Extract, from the listing that follows, each line containing the word "name".

-- GIVEN ENTRIES --
········

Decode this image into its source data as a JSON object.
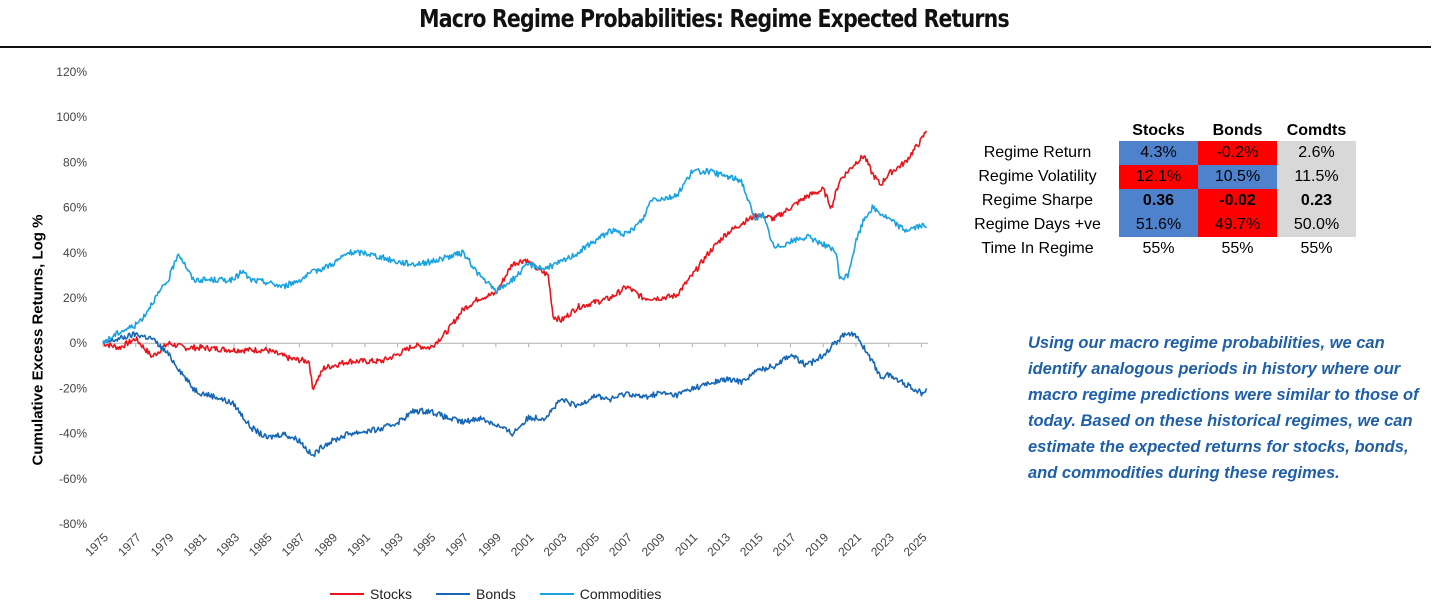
{
  "title": "Macro Regime Probabilities: Regime Expected Returns",
  "chart_data": {
    "type": "line",
    "ylabel": "Cumulative Excess Returns, Log %",
    "ylim": [
      -80,
      120
    ],
    "yticks": [
      "120%",
      "100%",
      "80%",
      "60%",
      "40%",
      "20%",
      "0%",
      "-20%",
      "-40%",
      "-60%",
      "-80%"
    ],
    "xlim": [
      1975,
      2025.4
    ],
    "xticks": [
      "1975",
      "1977",
      "1979",
      "1981",
      "1983",
      "1985",
      "1987",
      "1989",
      "1991",
      "1993",
      "1995",
      "1997",
      "1999",
      "2001",
      "2003",
      "2005",
      "2007",
      "2009",
      "2011",
      "2013",
      "2015",
      "2017",
      "2019",
      "2021",
      "2023",
      "2025"
    ],
    "legend": "bottom",
    "series": [
      {
        "name": "Stocks",
        "color": "#e8141b",
        "points": [
          [
            1975,
            0
          ],
          [
            1976,
            -2
          ],
          [
            1977,
            2
          ],
          [
            1978,
            -6
          ],
          [
            1979,
            0
          ],
          [
            1980,
            -2
          ],
          [
            1981,
            -2
          ],
          [
            1983,
            -3
          ],
          [
            1985,
            -3
          ],
          [
            1986.5,
            -7
          ],
          [
            1987.6,
            -8
          ],
          [
            1987.8,
            -20
          ],
          [
            1988.5,
            -11
          ],
          [
            1990,
            -8
          ],
          [
            1992,
            -8
          ],
          [
            1993,
            -5
          ],
          [
            1994,
            -1
          ],
          [
            1995,
            -2
          ],
          [
            1996,
            5
          ],
          [
            1997,
            15
          ],
          [
            1998,
            20
          ],
          [
            1999,
            22
          ],
          [
            2000,
            35
          ],
          [
            2000.8,
            37
          ],
          [
            2001.5,
            33
          ],
          [
            2002.2,
            30
          ],
          [
            2002.5,
            12
          ],
          [
            2003,
            10
          ],
          [
            2004,
            16
          ],
          [
            2006,
            20
          ],
          [
            2007,
            25
          ],
          [
            2008,
            20
          ],
          [
            2009,
            20
          ],
          [
            2010,
            21
          ],
          [
            2011,
            30
          ],
          [
            2012,
            40
          ],
          [
            2013,
            48
          ],
          [
            2014,
            53
          ],
          [
            2015,
            57
          ],
          [
            2016,
            55
          ],
          [
            2017,
            60
          ],
          [
            2018,
            65
          ],
          [
            2019,
            68
          ],
          [
            2019.5,
            60
          ],
          [
            2020,
            72
          ],
          [
            2021,
            80
          ],
          [
            2021.5,
            83
          ],
          [
            2022,
            75
          ],
          [
            2022.5,
            70
          ],
          [
            2023,
            75
          ],
          [
            2024,
            80
          ],
          [
            2025,
            90
          ],
          [
            2025.3,
            94
          ]
        ]
      },
      {
        "name": "Bonds",
        "color": "#1767b5",
        "points": [
          [
            1975,
            0
          ],
          [
            1976,
            2
          ],
          [
            1977,
            4
          ],
          [
            1978,
            2
          ],
          [
            1979,
            -5
          ],
          [
            1980,
            -15
          ],
          [
            1980.5,
            -20
          ],
          [
            1981,
            -22
          ],
          [
            1982,
            -24
          ],
          [
            1983,
            -27
          ],
          [
            1984,
            -37
          ],
          [
            1985,
            -42
          ],
          [
            1986,
            -40
          ],
          [
            1987,
            -43
          ],
          [
            1987.8,
            -50
          ],
          [
            1988.5,
            -45
          ],
          [
            1990,
            -40
          ],
          [
            1992,
            -38
          ],
          [
            1993,
            -35
          ],
          [
            1994,
            -30
          ],
          [
            1995,
            -30
          ],
          [
            1996,
            -33
          ],
          [
            1997,
            -35
          ],
          [
            1998,
            -33
          ],
          [
            1999,
            -36
          ],
          [
            2000,
            -40
          ],
          [
            2001,
            -33
          ],
          [
            2002,
            -33
          ],
          [
            2003,
            -25
          ],
          [
            2004,
            -28
          ],
          [
            2005,
            -23
          ],
          [
            2006,
            -25
          ],
          [
            2007,
            -22
          ],
          [
            2008,
            -24
          ],
          [
            2009,
            -22
          ],
          [
            2010,
            -23
          ],
          [
            2011,
            -20
          ],
          [
            2012,
            -18
          ],
          [
            2013,
            -16
          ],
          [
            2014,
            -17
          ],
          [
            2015,
            -12
          ],
          [
            2016,
            -10
          ],
          [
            2017,
            -5
          ],
          [
            2018,
            -10
          ],
          [
            2019,
            -5
          ],
          [
            2020,
            2
          ],
          [
            2020.5,
            5
          ],
          [
            2021,
            3
          ],
          [
            2021.5,
            -2
          ],
          [
            2022,
            -8
          ],
          [
            2022.5,
            -15
          ],
          [
            2023,
            -14
          ],
          [
            2024,
            -18
          ],
          [
            2025,
            -22
          ],
          [
            2025.3,
            -20
          ]
        ]
      },
      {
        "name": "Commodities",
        "color": "#1aa3e0",
        "points": [
          [
            1975,
            0
          ],
          [
            1976,
            5
          ],
          [
            1977,
            8
          ],
          [
            1977.5,
            12
          ],
          [
            1978,
            18
          ],
          [
            1979,
            28
          ],
          [
            1979.6,
            40
          ],
          [
            1980,
            35
          ],
          [
            1980.5,
            28
          ],
          [
            1981,
            28
          ],
          [
            1983,
            28
          ],
          [
            1983.5,
            32
          ],
          [
            1984,
            28
          ],
          [
            1985,
            27
          ],
          [
            1986,
            25
          ],
          [
            1987,
            28
          ],
          [
            1988,
            32
          ],
          [
            1989,
            35
          ],
          [
            1990,
            40
          ],
          [
            1991,
            40
          ],
          [
            1992,
            38
          ],
          [
            1993,
            36
          ],
          [
            1994,
            35
          ],
          [
            1995,
            36
          ],
          [
            1996,
            38
          ],
          [
            1997,
            40
          ],
          [
            1998,
            30
          ],
          [
            1999,
            23
          ],
          [
            2000,
            28
          ],
          [
            2001,
            35
          ],
          [
            2002,
            33
          ],
          [
            2003,
            36
          ],
          [
            2004,
            40
          ],
          [
            2005,
            45
          ],
          [
            2006,
            50
          ],
          [
            2007,
            48
          ],
          [
            2008,
            55
          ],
          [
            2008.5,
            64
          ],
          [
            2009,
            64
          ],
          [
            2010,
            65
          ],
          [
            2011,
            76
          ],
          [
            2012,
            76
          ],
          [
            2013,
            74
          ],
          [
            2014,
            72
          ],
          [
            2014.8,
            55
          ],
          [
            2015.3,
            57
          ],
          [
            2016,
            42
          ],
          [
            2017,
            45
          ],
          [
            2018,
            47
          ],
          [
            2019,
            44
          ],
          [
            2019.8,
            40
          ],
          [
            2020,
            28
          ],
          [
            2020.5,
            30
          ],
          [
            2021,
            45
          ],
          [
            2021.5,
            55
          ],
          [
            2022,
            60
          ],
          [
            2023,
            55
          ],
          [
            2024,
            50
          ],
          [
            2025,
            52
          ],
          [
            2025.3,
            51
          ]
        ]
      }
    ]
  },
  "stats_table": {
    "columns": [
      "Stocks",
      "Bonds",
      "Comdts"
    ],
    "rows": [
      {
        "label": "Regime Return",
        "cells": [
          {
            "v": "4.3%",
            "bg": "#4f82cc",
            "bold": false
          },
          {
            "v": "-0.2%",
            "bg": "#ff0000",
            "bold": false
          },
          {
            "v": "2.6%",
            "bg": "#d8d8d8",
            "bold": false
          }
        ]
      },
      {
        "label": "Regime Volatility",
        "cells": [
          {
            "v": "12.1%",
            "bg": "#ff0000",
            "bold": false
          },
          {
            "v": "10.5%",
            "bg": "#4f82cc",
            "bold": false
          },
          {
            "v": "11.5%",
            "bg": "#d8d8d8",
            "bold": false
          }
        ]
      },
      {
        "label": "Regime Sharpe",
        "cells": [
          {
            "v": "0.36",
            "bg": "#4f82cc",
            "bold": true
          },
          {
            "v": "-0.02",
            "bg": "#ff0000",
            "bold": true
          },
          {
            "v": "0.23",
            "bg": "#d8d8d8",
            "bold": true
          }
        ]
      },
      {
        "label": "Regime Days +ve",
        "cells": [
          {
            "v": "51.6%",
            "bg": "#4f82cc",
            "bold": false
          },
          {
            "v": "49.7%",
            "bg": "#ff0000",
            "bold": false
          },
          {
            "v": "50.0%",
            "bg": "#d8d8d8",
            "bold": false
          }
        ]
      },
      {
        "label": "Time In Regime",
        "cells": [
          {
            "v": "55%",
            "bg": "#ffffff",
            "bold": false
          },
          {
            "v": "55%",
            "bg": "#ffffff",
            "bold": false
          },
          {
            "v": "55%",
            "bg": "#ffffff",
            "bold": false
          }
        ]
      }
    ]
  },
  "note": "Using our macro regime probabilities, we can identify analogous periods in history where our macro regime predictions were similar to those of today. Based on these historical regimes, we can estimate the expected returns for stocks, bonds, and commodities during these regimes."
}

········

-- TASK RESULT --
        "name": "Stocks",
        "name": "Bonds",
        "name": "Commodities",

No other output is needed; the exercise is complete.